■ Written instruction
Copy the material below without alteration, from the line with "What elements are" through the line with "connector-1 — [264, 583, 352, 646]", both lines included.
## begin
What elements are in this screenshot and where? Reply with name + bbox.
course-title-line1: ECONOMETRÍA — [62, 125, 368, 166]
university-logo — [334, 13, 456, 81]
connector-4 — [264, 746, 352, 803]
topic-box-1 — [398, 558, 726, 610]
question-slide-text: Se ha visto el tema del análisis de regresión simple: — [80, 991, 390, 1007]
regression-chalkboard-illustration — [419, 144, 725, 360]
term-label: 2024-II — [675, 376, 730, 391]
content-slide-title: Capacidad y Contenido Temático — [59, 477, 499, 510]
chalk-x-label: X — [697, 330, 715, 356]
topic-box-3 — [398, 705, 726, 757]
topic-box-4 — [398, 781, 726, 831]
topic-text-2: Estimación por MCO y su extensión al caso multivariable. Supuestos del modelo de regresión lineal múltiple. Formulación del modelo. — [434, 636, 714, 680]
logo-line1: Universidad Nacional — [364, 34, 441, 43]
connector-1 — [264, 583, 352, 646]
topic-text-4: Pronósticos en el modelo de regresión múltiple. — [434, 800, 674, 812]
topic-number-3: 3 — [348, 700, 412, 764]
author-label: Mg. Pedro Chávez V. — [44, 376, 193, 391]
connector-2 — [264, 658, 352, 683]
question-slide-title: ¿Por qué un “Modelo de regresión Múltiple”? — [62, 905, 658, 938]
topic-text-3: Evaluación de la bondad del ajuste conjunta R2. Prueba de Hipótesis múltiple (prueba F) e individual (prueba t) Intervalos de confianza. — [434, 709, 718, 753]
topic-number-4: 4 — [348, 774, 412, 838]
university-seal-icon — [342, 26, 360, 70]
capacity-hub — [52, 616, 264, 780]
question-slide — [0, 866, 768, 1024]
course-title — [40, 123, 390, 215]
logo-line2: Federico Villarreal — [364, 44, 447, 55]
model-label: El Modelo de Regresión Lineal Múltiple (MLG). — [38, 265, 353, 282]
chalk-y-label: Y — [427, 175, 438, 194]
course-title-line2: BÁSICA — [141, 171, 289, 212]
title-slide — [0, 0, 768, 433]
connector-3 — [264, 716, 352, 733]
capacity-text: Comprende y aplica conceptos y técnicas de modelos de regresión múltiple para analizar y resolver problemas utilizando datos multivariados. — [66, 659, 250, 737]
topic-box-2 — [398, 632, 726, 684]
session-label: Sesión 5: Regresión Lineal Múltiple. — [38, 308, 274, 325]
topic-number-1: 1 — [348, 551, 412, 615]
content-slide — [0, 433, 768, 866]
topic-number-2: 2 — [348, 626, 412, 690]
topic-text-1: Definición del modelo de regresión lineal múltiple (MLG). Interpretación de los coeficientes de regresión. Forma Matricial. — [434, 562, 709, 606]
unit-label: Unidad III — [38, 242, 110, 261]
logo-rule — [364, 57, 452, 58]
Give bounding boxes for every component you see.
## end
## begin
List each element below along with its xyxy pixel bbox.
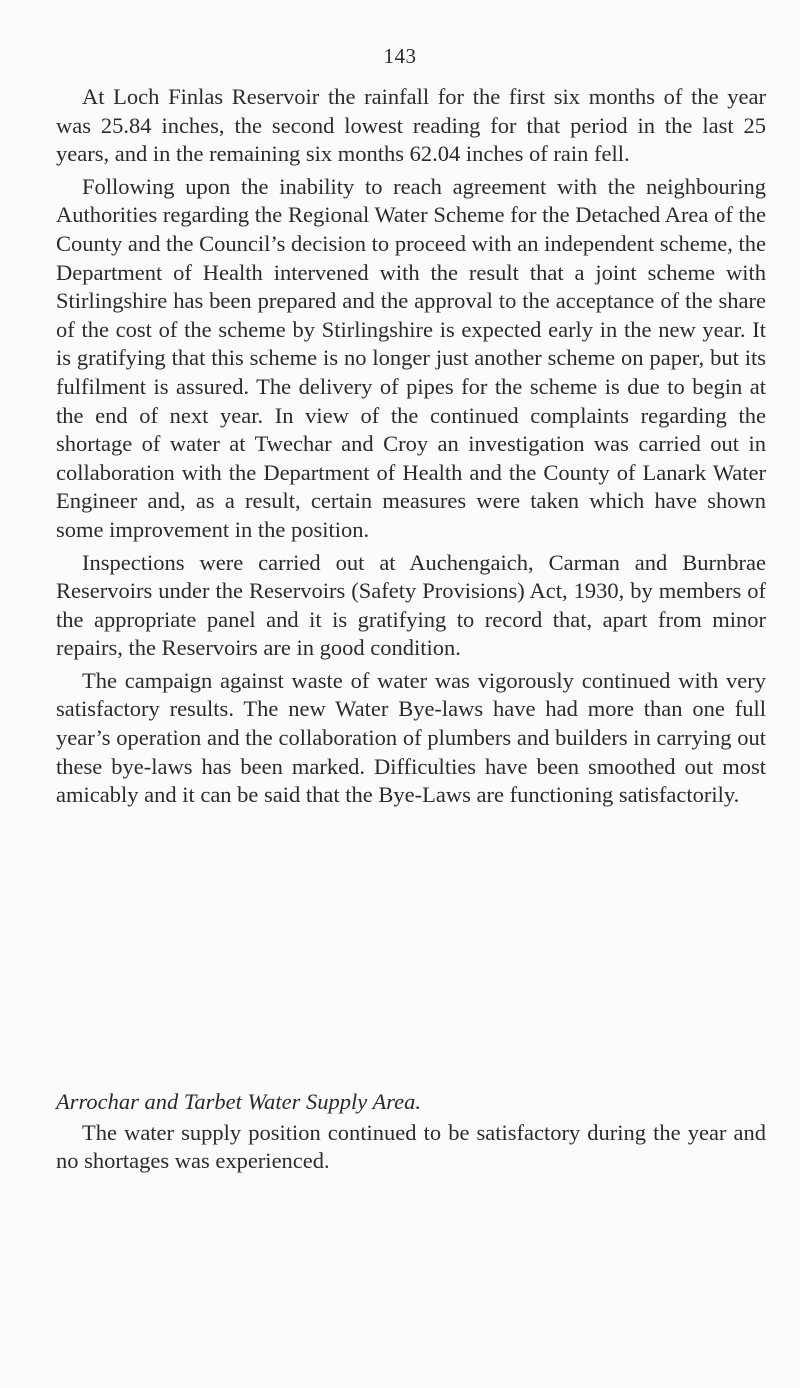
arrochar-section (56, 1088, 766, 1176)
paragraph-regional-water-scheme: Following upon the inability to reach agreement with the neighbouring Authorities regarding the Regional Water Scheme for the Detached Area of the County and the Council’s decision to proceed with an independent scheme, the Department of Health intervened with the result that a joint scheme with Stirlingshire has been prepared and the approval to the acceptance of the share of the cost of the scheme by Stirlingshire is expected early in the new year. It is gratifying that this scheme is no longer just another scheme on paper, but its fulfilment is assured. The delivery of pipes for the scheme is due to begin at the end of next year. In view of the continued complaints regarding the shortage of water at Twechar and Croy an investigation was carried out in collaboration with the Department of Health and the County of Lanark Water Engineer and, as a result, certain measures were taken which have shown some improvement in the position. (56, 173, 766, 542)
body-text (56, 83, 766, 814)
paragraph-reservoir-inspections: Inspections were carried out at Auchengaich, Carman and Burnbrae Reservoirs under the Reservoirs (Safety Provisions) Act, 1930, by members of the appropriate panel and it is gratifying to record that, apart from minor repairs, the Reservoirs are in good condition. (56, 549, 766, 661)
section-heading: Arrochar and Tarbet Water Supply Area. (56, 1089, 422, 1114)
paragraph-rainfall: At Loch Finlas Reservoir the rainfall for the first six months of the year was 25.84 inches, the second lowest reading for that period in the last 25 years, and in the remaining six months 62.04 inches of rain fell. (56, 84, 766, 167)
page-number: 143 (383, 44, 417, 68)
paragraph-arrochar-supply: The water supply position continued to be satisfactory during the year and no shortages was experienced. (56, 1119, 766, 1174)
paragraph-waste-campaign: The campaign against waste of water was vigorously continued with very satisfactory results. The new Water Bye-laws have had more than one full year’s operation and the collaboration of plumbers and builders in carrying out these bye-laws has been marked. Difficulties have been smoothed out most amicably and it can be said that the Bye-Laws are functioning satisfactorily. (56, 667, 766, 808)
## end
## begin
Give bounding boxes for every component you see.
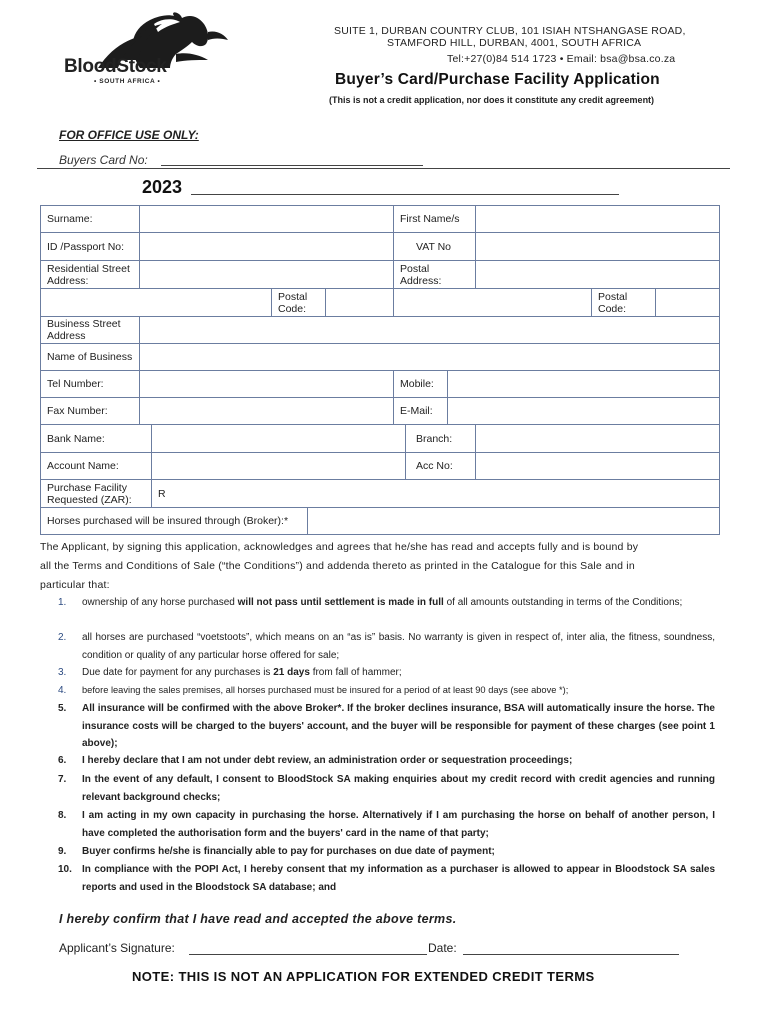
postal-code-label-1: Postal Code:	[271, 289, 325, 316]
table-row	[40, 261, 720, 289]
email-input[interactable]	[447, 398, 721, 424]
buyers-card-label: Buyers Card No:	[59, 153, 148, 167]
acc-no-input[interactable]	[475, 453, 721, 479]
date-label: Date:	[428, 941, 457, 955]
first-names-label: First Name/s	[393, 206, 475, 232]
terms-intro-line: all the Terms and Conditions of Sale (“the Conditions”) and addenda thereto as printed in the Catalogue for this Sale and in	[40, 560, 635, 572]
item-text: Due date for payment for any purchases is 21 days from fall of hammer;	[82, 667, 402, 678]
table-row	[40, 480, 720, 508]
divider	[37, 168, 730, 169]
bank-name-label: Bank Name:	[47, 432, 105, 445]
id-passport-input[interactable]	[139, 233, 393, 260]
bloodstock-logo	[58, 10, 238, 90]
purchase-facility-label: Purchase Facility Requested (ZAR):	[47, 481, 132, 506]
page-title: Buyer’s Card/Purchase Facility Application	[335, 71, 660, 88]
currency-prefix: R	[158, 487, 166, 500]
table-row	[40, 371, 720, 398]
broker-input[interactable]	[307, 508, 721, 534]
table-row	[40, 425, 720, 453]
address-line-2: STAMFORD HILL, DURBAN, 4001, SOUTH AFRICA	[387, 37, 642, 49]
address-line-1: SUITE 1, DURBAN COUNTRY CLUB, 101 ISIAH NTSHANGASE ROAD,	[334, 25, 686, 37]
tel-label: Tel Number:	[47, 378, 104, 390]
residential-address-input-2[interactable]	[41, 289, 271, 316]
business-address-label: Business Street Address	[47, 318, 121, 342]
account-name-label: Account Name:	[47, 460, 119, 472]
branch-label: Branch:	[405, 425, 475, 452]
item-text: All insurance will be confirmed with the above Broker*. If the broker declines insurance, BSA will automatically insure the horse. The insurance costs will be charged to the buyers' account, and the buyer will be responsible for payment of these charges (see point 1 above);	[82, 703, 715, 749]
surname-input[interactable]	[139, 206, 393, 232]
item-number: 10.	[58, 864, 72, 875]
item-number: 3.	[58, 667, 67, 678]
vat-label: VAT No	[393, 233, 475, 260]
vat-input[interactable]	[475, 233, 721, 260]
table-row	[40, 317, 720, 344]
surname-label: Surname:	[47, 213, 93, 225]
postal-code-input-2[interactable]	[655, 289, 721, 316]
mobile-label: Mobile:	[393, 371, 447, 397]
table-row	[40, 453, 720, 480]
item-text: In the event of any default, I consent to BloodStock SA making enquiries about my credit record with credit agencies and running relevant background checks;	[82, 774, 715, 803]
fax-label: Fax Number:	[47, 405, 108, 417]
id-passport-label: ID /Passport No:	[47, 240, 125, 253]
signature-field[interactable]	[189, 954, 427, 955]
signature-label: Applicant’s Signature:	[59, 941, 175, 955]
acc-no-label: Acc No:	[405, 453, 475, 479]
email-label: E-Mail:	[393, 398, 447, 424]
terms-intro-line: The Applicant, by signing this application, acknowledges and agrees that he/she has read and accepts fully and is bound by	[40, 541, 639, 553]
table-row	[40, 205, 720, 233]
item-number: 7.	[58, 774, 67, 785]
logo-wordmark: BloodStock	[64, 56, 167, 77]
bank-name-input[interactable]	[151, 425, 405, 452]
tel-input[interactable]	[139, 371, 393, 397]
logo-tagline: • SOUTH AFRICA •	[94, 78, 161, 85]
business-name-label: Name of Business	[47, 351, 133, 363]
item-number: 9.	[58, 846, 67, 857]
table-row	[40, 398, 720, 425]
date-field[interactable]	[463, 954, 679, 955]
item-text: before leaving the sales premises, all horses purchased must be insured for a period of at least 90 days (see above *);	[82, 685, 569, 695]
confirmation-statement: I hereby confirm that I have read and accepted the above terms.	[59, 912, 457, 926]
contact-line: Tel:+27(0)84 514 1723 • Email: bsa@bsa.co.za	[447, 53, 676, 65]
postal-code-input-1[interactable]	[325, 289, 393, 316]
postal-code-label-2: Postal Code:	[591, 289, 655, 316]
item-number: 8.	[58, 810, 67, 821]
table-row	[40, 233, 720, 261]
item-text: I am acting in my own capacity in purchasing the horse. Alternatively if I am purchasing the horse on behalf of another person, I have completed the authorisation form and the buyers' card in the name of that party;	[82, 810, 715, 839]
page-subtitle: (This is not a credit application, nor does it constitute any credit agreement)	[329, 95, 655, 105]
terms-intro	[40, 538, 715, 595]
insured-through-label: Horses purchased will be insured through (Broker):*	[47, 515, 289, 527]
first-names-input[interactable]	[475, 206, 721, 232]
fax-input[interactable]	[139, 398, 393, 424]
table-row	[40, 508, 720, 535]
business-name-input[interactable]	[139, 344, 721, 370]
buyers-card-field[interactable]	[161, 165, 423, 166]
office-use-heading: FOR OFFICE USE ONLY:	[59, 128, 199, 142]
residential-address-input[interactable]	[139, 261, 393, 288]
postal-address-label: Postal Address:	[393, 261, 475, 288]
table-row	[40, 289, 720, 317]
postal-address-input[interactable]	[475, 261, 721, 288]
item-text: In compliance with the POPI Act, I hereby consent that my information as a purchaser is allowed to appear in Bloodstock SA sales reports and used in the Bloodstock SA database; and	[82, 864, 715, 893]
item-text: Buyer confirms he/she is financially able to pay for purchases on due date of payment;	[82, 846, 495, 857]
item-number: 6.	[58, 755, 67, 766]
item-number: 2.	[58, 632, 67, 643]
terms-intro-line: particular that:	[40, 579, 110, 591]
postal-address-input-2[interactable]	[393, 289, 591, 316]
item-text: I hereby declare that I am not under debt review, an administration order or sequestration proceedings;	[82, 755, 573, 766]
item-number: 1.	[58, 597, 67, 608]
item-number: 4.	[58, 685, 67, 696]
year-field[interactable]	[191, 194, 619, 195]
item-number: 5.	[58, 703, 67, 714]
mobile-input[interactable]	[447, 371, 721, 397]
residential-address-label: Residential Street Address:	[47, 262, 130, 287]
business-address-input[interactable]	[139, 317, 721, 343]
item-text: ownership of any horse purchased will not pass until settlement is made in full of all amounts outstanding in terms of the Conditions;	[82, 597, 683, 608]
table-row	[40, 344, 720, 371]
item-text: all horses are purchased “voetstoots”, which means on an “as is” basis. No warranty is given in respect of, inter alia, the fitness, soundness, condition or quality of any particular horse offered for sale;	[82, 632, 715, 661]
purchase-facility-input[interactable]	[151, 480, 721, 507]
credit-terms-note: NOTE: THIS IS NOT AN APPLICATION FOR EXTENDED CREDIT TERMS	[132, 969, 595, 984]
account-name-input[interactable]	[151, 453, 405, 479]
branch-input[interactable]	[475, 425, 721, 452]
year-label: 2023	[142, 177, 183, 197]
## end
■ Response
What elements are in this screenshot and where? Reply with name + bbox.
course-title-line1: ECONOMETRÍA — [62, 125, 368, 166]
university-logo — [334, 13, 456, 81]
connector-4 — [264, 746, 352, 803]
topic-box-1 — [398, 558, 726, 610]
question-slide-text: Se ha visto el tema del análisis de regresión simple: — [80, 991, 390, 1007]
regression-chalkboard-illustration — [419, 144, 725, 360]
term-label: 2024-II — [675, 376, 730, 391]
content-slide-title: Capacidad y Contenido Temático — [59, 477, 499, 510]
chalk-x-label: X — [697, 330, 715, 356]
topic-box-3 — [398, 705, 726, 757]
topic-box-4 — [398, 781, 726, 831]
topic-text-2: Estimación por MCO y su extensión al caso multivariable. Supuestos del modelo de regresión lineal múltiple. Formulación del modelo. — [434, 636, 714, 680]
logo-line1: Universidad Nacional — [364, 34, 441, 43]
connector-1 — [264, 583, 352, 646]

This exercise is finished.